• [DATASET EXTRACT]:

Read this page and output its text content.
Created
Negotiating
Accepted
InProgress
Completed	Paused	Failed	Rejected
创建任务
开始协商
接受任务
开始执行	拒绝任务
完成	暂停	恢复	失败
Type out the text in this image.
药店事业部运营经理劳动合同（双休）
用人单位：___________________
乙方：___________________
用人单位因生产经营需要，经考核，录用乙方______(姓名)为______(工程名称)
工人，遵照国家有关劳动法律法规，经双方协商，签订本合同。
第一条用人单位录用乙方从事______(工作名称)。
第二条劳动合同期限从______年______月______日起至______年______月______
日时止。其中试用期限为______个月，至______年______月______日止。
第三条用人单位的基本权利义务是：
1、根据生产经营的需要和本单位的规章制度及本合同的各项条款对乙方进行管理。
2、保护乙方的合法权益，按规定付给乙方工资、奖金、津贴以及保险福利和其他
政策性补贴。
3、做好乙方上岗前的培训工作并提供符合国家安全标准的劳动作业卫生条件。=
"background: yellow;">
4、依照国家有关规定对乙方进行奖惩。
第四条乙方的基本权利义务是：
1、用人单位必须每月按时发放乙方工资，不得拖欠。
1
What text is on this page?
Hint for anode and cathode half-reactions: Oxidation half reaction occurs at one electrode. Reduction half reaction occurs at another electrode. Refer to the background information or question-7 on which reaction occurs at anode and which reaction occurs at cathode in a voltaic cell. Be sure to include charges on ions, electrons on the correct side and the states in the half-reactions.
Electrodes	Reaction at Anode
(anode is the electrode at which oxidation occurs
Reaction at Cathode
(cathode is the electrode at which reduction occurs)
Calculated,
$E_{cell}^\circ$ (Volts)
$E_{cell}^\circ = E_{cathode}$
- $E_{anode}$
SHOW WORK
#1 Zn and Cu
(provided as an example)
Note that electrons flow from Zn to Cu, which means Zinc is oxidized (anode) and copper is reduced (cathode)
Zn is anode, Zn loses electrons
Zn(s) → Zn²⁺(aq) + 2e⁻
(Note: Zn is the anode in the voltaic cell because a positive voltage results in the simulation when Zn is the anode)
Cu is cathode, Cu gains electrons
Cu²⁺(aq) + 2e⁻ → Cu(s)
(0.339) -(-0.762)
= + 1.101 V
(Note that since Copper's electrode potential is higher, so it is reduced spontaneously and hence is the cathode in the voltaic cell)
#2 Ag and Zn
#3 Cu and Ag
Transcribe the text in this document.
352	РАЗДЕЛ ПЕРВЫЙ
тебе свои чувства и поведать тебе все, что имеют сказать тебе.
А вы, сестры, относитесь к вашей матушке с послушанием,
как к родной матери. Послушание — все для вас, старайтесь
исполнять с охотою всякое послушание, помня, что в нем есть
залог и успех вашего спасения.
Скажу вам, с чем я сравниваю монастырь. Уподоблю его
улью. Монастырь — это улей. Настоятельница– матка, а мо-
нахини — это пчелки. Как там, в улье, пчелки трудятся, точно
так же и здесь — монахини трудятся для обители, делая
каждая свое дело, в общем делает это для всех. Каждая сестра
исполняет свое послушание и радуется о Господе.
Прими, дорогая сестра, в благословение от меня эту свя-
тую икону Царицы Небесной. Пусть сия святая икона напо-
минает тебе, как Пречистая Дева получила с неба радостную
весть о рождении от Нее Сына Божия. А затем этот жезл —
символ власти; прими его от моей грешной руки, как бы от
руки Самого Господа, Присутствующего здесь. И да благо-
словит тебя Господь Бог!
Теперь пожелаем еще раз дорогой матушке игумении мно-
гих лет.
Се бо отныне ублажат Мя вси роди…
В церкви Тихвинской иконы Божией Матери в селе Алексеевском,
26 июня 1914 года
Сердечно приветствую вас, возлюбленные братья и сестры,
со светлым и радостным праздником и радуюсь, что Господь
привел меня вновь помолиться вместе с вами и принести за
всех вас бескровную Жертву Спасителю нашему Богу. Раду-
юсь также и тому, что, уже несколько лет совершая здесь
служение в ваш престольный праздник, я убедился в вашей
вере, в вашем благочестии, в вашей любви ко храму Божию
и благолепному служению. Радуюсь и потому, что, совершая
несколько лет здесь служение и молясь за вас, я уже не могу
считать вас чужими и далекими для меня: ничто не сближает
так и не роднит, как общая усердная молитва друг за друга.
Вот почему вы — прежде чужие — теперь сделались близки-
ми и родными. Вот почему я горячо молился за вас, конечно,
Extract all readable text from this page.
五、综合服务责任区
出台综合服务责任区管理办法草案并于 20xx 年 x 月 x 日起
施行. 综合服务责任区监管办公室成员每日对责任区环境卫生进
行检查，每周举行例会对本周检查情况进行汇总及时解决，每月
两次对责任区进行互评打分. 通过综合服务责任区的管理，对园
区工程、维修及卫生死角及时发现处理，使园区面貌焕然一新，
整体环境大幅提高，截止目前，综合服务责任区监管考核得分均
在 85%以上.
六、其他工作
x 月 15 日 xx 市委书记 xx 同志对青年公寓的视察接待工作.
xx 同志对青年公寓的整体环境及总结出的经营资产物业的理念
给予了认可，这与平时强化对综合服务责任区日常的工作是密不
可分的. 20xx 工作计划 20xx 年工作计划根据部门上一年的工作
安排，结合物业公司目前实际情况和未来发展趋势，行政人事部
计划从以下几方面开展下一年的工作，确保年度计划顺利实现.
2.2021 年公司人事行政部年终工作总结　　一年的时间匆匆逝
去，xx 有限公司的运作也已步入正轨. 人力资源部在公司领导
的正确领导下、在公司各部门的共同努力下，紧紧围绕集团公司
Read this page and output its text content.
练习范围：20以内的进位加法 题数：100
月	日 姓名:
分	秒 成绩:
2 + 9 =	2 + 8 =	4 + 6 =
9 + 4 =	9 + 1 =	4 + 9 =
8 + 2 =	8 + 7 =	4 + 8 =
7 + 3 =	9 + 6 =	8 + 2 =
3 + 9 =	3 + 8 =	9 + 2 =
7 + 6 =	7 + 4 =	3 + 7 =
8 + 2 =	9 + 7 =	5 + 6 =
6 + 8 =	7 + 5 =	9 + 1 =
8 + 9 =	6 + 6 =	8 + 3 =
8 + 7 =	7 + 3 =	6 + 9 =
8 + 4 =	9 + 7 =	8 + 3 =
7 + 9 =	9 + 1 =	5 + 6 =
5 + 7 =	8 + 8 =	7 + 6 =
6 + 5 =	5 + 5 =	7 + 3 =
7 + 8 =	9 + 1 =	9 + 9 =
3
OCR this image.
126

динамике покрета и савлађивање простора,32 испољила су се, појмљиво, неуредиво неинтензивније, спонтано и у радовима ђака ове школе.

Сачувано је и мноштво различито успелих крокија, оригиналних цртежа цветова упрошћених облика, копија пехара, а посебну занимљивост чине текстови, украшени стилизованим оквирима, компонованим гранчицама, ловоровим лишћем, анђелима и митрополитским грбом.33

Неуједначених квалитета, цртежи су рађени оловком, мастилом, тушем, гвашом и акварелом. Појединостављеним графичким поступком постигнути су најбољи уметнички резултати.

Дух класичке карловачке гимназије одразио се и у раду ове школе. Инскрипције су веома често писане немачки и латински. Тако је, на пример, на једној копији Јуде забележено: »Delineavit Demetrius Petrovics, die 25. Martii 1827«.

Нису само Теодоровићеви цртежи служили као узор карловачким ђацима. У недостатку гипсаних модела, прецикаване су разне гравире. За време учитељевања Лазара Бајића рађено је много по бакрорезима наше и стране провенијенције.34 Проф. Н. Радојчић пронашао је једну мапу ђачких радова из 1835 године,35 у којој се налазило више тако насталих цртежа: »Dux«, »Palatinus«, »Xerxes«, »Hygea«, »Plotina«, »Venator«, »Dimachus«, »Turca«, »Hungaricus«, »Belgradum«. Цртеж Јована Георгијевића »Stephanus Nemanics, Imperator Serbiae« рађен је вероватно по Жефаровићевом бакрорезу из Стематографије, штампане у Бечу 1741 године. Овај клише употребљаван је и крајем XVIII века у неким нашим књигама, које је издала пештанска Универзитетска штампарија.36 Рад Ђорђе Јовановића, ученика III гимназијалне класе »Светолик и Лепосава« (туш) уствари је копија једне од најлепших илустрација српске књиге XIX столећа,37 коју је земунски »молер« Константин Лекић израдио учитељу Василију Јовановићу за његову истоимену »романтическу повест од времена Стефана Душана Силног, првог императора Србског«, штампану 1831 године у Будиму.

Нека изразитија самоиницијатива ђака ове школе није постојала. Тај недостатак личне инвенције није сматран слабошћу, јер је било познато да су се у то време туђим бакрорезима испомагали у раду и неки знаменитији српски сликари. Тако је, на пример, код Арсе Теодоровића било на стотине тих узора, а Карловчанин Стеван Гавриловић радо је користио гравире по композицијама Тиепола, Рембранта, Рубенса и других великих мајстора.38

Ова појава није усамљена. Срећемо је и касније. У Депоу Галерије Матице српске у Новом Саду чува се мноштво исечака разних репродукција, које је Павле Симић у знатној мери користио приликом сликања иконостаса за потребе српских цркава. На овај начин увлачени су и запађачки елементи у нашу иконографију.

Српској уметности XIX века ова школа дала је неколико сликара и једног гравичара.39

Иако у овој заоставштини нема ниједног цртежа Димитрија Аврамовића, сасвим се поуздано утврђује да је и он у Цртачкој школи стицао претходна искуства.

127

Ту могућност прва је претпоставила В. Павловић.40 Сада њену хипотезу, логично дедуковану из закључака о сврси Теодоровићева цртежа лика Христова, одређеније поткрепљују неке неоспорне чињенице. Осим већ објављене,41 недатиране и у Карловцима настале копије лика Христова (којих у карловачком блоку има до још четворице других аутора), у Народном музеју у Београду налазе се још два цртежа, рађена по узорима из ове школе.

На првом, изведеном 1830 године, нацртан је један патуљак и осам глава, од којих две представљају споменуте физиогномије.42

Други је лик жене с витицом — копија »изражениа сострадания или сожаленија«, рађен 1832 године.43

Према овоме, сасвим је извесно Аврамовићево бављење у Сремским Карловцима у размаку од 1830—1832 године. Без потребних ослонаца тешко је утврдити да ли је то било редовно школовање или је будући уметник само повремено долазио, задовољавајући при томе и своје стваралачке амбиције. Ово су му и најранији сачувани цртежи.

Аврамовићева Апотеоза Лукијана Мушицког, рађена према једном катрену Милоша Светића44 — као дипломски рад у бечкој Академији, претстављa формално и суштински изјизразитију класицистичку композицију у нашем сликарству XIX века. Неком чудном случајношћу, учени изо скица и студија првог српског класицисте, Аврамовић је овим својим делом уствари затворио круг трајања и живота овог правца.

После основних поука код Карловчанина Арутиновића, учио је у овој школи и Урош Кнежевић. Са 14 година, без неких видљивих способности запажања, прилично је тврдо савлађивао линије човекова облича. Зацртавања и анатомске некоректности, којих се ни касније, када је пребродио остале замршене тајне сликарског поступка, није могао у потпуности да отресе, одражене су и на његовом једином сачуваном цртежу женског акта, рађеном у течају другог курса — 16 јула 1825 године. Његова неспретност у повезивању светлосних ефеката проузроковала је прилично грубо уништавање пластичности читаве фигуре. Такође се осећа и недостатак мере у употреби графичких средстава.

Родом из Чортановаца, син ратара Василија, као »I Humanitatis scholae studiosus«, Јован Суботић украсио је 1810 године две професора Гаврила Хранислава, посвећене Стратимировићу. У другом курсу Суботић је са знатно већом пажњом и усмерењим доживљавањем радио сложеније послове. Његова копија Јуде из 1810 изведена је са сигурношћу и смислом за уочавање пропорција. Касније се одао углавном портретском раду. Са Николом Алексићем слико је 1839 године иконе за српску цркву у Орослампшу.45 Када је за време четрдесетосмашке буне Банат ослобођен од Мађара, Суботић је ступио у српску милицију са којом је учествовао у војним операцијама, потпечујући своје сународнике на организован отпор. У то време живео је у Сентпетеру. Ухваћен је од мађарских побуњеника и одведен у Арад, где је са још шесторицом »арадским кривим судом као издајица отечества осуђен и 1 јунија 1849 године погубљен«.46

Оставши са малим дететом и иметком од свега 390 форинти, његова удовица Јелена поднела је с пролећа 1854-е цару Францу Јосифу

• [DIRECTIONS FOR THIS TASK]: Search the records for the word "пример", then list every line that has it.

• [COMPLETE OUTPUT]:
Дух класичке карловачке гимназије одразио се и у раду ове школе. Инскрипције су веома често писане немачки и латински. Тако је, на пример, на једној копији Јуде забележено: »Delineavit Demetrius Petrovics, die 25. Martii 1827«.
Нека изразитија самоиницијатива ђака ове школе није постојала. Тај недостатак личне инвенције није сматран слабошћу, јер је било познато да су се у то време туђим бакрорезима испомагали у раду и неки знаменитији српски сликари. Тако је, на пример, код Арсе Теодоровића било на стотине тих узора, а Карловчанин Стеван Гавриловић радо је користио гравире по композицијама Тиепола, Рембранта, Рубенса и других великих мајстора.38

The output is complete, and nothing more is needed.